(Stored items)
○ ○ ○ ○

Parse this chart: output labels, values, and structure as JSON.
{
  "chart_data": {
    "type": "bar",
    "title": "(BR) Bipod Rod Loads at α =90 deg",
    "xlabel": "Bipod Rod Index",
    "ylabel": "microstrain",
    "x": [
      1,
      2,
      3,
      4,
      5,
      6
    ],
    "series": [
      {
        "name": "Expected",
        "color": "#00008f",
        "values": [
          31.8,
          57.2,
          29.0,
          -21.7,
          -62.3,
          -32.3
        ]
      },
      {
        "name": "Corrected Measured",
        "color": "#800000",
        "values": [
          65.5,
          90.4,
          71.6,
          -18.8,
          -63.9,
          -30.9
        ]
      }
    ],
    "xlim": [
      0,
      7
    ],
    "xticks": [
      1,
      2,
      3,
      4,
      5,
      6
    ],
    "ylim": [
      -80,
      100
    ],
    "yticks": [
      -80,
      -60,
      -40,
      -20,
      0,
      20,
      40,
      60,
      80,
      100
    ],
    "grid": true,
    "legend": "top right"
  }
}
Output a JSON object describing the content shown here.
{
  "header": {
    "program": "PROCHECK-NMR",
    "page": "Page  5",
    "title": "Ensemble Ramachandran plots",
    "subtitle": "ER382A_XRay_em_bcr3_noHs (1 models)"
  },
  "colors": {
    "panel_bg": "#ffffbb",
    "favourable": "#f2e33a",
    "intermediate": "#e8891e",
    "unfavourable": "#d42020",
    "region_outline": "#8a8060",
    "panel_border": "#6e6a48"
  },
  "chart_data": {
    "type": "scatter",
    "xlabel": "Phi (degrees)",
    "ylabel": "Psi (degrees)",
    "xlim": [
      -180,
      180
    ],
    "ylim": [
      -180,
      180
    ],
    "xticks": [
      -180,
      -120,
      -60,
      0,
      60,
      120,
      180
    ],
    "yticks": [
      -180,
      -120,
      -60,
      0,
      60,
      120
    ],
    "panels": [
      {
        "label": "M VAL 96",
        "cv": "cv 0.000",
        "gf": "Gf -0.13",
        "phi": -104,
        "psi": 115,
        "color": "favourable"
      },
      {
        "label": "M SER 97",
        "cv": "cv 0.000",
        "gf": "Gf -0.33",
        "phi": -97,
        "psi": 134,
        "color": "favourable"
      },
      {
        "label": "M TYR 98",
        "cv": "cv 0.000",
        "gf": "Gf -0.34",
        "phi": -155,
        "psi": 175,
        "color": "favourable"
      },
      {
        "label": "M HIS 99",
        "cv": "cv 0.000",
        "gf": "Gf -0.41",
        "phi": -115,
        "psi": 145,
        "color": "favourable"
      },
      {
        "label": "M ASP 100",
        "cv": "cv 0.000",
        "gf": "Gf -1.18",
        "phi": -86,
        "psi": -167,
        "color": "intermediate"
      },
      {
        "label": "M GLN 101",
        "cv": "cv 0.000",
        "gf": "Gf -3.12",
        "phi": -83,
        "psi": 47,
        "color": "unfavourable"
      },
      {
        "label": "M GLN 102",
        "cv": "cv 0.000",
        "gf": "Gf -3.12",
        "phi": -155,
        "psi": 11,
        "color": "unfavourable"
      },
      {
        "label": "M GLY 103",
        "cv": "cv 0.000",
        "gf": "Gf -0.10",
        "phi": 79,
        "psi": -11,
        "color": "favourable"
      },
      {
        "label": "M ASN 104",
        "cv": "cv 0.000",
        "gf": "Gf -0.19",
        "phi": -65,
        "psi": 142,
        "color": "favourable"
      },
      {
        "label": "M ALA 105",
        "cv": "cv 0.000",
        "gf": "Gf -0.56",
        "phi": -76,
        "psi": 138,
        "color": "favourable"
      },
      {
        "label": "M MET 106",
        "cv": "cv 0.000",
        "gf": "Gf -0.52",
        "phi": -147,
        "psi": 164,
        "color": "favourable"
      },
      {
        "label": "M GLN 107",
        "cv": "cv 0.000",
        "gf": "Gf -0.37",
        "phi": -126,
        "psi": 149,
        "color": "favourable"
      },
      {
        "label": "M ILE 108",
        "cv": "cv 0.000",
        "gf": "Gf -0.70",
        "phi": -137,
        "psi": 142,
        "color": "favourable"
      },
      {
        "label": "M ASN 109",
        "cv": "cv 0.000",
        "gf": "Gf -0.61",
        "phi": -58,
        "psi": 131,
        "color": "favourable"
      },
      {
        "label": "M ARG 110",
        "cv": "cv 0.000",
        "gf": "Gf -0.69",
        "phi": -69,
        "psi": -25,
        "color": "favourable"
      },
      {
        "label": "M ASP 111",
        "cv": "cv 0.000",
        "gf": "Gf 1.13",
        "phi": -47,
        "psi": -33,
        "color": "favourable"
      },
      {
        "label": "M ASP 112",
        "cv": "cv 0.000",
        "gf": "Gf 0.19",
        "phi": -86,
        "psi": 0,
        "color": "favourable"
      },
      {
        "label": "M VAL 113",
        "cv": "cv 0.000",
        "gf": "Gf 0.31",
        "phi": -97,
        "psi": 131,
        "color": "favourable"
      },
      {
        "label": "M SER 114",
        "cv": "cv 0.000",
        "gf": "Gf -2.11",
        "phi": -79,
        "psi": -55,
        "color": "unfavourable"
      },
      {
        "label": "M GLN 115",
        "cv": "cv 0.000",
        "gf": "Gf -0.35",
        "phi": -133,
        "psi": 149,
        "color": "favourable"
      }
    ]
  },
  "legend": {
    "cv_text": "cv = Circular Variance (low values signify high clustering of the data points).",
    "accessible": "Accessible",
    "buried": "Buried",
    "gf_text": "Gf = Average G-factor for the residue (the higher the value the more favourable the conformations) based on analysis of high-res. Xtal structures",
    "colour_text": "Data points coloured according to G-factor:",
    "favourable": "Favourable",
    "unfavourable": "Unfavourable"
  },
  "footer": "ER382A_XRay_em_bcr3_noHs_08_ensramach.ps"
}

○ ○ ○ ○

Every record should be given again exactly.

Parse this chart: output labels, values, and structure as JSON.
{
  "chart_data": {
    "type": "bar",
    "title": "(BR) Bipod Rod Loads at α =90 deg",
    "xlabel": "Bipod Rod Index",
    "ylabel": "microstrain",
    "x": [
      1,
      2,
      3,
      4,
      5,
      6
    ],
    "series": [
      {
        "name": "Expected",
        "color": "#00008f",
        "values": [
          31.8,
          57.2,
          29.0,
          -21.7,
          -62.3,
          -32.3
        ]
      },
      {
        "name": "Corrected Measured",
        "color": "#800000",
        "values": [
          65.5,
          90.4,
          71.6,
          -18.8,
          -63.9,
          -30.9
        ]
      }
    ],
    "xlim": [
      0,
      7
    ],
    "xticks": [
      1,
      2,
      3,
      4,
      5,
      6
    ],
    "ylim": [
      -80,
      100
    ],
    "yticks": [
      -80,
      -60,
      -40,
      -20,
      0,
      20,
      40,
      60,
      80,
      100
    ],
    "grid": true,
    "legend": "top right"
  }
}
Output a JSON object describing the content shown here.
{
  "header": {
    "program": "PROCHECK-NMR",
    "page": "Page  5",
    "title": "Ensemble Ramachandran plots",
    "subtitle": "ER382A_XRay_em_bcr3_noHs (1 models)"
  },
  "colors": {
    "panel_bg": "#ffffbb",
    "favourable": "#f2e33a",
    "intermediate": "#e8891e",
    "unfavourable": "#d42020",
    "region_outline": "#8a8060",
    "panel_border": "#6e6a48"
  },
  "chart_data": {
    "type": "scatter",
    "xlabel": "Phi (degrees)",
    "ylabel": "Psi (degrees)",
    "xlim": [
      -180,
      180
    ],
    "ylim": [
      -180,
      180
    ],
    "xticks": [
      -180,
      -120,
      -60,
      0,
      60,
      120,
      180
    ],
    "yticks": [
      -180,
      -120,
      -60,
      0,
      60,
      120
    ],
    "panels": [
      {
        "label": "M VAL 96",
        "cv": "cv 0.000",
        "gf": "Gf -0.13",
        "phi": -104,
        "psi": 115,
        "color": "favourable"
      },
      {
        "label": "M SER 97",
        "cv": "cv 0.000",
        "gf": "Gf -0.33",
        "phi": -97,
        "psi": 134,
        "color": "favourable"
      },
      {
        "label": "M TYR 98",
        "cv": "cv 0.000",
        "gf": "Gf -0.34",
        "phi": -155,
        "psi": 175,
        "color": "favourable"
      },
      {
        "label": "M HIS 99",
        "cv": "cv 0.000",
        "gf": "Gf -0.41",
        "phi": -115,
        "psi": 145,
        "color": "favourable"
      },
      {
        "label": "M ASP 100",
        "cv": "cv 0.000",
        "gf": "Gf -1.18",
        "phi": -86,
        "psi": -167,
        "color": "intermediate"
      },
      {
        "label": "M GLN 101",
        "cv": "cv 0.000",
        "gf": "Gf -3.12",
        "phi": -83,
        "psi": 47,
        "color": "unfavourable"
      },
      {
        "label": "M GLN 102",
        "cv": "cv 0.000",
        "gf": "Gf -3.12",
        "phi": -155,
        "psi": 11,
        "color": "unfavourable"
      },
      {
        "label": "M GLY 103",
        "cv": "cv 0.000",
        "gf": "Gf -0.10",
        "phi": 79,
        "psi": -11,
        "color": "favourable"
      },
      {
        "label": "M ASN 104",
        "cv": "cv 0.000",
        "gf": "Gf -0.19",
        "phi": -65,
        "psi": 142,
        "color": "favourable"
      },
      {
        "label": "M ALA 105",
        "cv": "cv 0.000",
        "gf": "Gf -0.56",
        "phi": -76,
        "psi": 138,
        "color": "favourable"
      },
      {
        "label": "M MET 106",
        "cv": "cv 0.000",
        "gf": "Gf -0.52",
        "phi": -147,
        "psi": 164,
        "color": "favourable"
      },
      {
        "label": "M GLN 107",
        "cv": "cv 0.000",
        "gf": "Gf -0.37",
        "phi": -126,
        "psi": 149,
        "color": "favourable"
      },
      {
        "label": "M ILE 108",
        "cv": "cv 0.000",
        "gf": "Gf -0.70",
        "phi": -137,
        "psi": 142,
        "color": "favourable"
      },
      {
        "label": "M ASN 109",
        "cv": "cv 0.000",
        "gf": "Gf -0.61",
        "phi": -58,
        "psi": 131,
        "color": "favourable"
      },
      {
        "label": "M ARG 110",
        "cv": "cv 0.000",
        "gf": "Gf -0.69",
        "phi": -69,
        "psi": -25,
        "color": "favourable"
      },
      {
        "label": "M ASP 111",
        "cv": "cv 0.000",
        "gf": "Gf 1.13",
        "phi": -47,
        "psi": -33,
        "color": "favourable"
      },
      {
        "label": "M ASP 112",
        "cv": "cv 0.000",
        "gf": "Gf 0.19",
        "phi": -86,
        "psi": 0,
        "color": "favourable"
      },
      {
        "label": "M VAL 113",
        "cv": "cv 0.000",
        "gf": "Gf 0.31",
        "phi": -97,
        "psi": 131,
        "color": "favourable"
      },
      {
        "label": "M SER 114",
        "cv": "cv 0.000",
        "gf": "Gf -2.11",
        "phi": -79,
        "psi": -55,
        "color": "unfavourable"
      },
      {
        "label": "M GLN 115",
        "cv": "cv 0.000",
        "gf": "Gf -0.35",
        "phi": -133,
        "psi": 149,
        "color": "favourable"
      }
    ]
  },
  "legend": {
    "cv_text": "cv = Circular Variance (low values signify high clustering of the data points).",
    "accessible": "Accessible",
    "buried": "Buried",
    "gf_text": "Gf = Average G-factor for the residue (the higher the value the more favourable the conformations) based on analysis of high-res. Xtal structures",
    "colour_text": "Data points coloured according to G-factor:",
    "favourable": "Favourable",
    "unfavourable": "Unfavourable"
  },
  "footer": "ER382A_XRay_em_bcr3_noHs_08_ensramach.ps"
}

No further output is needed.